■ GIVEN EXERCISE:
An exact copy of every record is needed.

■ ENTRIES SHOWN:
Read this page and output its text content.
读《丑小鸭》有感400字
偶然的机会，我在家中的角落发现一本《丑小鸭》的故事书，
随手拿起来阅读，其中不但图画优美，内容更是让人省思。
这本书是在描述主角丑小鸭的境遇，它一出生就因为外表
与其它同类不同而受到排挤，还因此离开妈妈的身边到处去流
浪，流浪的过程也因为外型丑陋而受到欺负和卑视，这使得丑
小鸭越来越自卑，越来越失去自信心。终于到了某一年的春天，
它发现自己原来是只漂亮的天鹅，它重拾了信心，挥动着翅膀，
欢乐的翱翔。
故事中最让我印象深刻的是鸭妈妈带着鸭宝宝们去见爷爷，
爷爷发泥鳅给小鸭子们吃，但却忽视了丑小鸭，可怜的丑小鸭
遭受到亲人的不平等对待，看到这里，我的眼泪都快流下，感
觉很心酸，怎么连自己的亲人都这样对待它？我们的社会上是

■ RESPONSE BELOW:
Read this page and output its text content.
读《丑小鸭》有感400字
偶然的机会，我在家中的角落发现一本《丑小鸭》的故事书，
随手拿起来阅读，其中不但图画优美，内容更是让人省思。
这本书是在描述主角丑小鸭的境遇，它一出生就因为外表
与其它同类不同而受到排挤，还因此离开妈妈的身边到处去流
浪，流浪的过程也因为外型丑陋而受到欺负和卑视，这使得丑
小鸭越来越自卑，越来越失去自信心。终于到了某一年的春天，
它发现自己原来是只漂亮的天鹅，它重拾了信心，挥动着翅膀，
欢乐的翱翔。
故事中最让我印象深刻的是鸭妈妈带着鸭宝宝们去见爷爷，
爷爷发泥鳅给小鸭子们吃，但却忽视了丑小鸭，可怜的丑小鸭
遭受到亲人的不平等对待，看到这里，我的眼泪都快流下，感
觉很心酸，怎么连自己的亲人都这样对待它？我们的社会上是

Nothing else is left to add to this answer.